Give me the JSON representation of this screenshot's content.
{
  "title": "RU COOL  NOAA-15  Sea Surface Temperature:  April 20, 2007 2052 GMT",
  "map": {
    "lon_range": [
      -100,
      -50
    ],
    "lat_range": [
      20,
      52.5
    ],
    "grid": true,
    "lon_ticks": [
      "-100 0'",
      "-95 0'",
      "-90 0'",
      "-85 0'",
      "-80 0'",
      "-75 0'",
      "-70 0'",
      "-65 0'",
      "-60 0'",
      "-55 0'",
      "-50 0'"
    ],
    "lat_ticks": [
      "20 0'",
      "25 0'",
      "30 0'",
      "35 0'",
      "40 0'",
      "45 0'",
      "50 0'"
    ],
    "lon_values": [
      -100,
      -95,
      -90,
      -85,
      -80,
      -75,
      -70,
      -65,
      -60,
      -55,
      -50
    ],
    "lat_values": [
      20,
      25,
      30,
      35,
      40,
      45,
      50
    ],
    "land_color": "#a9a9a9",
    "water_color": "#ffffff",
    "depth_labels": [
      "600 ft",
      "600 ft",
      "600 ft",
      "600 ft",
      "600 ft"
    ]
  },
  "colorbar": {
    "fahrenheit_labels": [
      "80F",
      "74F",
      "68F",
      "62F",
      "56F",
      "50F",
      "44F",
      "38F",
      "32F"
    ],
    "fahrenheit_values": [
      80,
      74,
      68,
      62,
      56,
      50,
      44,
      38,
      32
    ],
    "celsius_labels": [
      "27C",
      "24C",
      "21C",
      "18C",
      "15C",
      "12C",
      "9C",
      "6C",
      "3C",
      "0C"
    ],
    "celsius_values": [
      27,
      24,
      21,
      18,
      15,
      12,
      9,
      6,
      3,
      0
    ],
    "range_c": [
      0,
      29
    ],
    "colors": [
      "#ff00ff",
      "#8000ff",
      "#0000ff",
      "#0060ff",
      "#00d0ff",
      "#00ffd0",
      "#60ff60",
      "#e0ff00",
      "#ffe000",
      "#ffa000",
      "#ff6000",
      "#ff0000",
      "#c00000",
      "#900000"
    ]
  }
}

PROMPT: Using the data above, return each line exactly as written.

THE OUTPUT:
Give me the JSON representation of this screenshot's content.
{
  "title": "RU COOL  NOAA-15  Sea Surface Temperature:  April 20, 2007 2052 GMT",
  "map": {
    "lon_range": [
      -100,
      -50
    ],
    "lat_range": [
      20,
      52.5
    ],
    "grid": true,
    "lon_ticks": [
      "-100 0'",
      "-95 0'",
      "-90 0'",
      "-85 0'",
      "-80 0'",
      "-75 0'",
      "-70 0'",
      "-65 0'",
      "-60 0'",
      "-55 0'",
      "-50 0'"
    ],
    "lat_ticks": [
      "20 0'",
      "25 0'",
      "30 0'",
      "35 0'",
      "40 0'",
      "45 0'",
      "50 0'"
    ],
    "lon_values": [
      -100,
      -95,
      -90,
      -85,
      -80,
      -75,
      -70,
      -65,
      -60,
      -55,
      -50
    ],
    "lat_values": [
      20,
      25,
      30,
      35,
      40,
      45,
      50
    ],
    "land_color": "#a9a9a9",
    "water_color": "#ffffff",
    "depth_labels": [
      "600 ft",
      "600 ft",
      "600 ft",
      "600 ft",
      "600 ft"
    ]
  },
  "colorbar": {
    "fahrenheit_labels": [
      "80F",
      "74F",
      "68F",
      "62F",
      "56F",
      "50F",
      "44F",
      "38F",
      "32F"
    ],
    "fahrenheit_values": [
      80,
      74,
      68,
      62,
      56,
      50,
      44,
      38,
      32
    ],
    "celsius_labels": [
      "27C",
      "24C",
      "21C",
      "18C",
      "15C",
      "12C",
      "9C",
      "6C",
      "3C",
      "0C"
    ],
    "celsius_values": [
      27,
      24,
      21,
      18,
      15,
      12,
      9,
      6,
      3,
      0
    ],
    "range_c": [
      0,
      29
    ],
    "colors": [
      "#ff00ff",
      "#8000ff",
      "#0000ff",
      "#0060ff",
      "#00d0ff",
      "#00ffd0",
      "#60ff60",
      "#e0ff00",
      "#ffe000",
      "#ffa000",
      "#ff6000",
      "#ff0000",
      "#c00000",
      "#900000"
    ]
  }
}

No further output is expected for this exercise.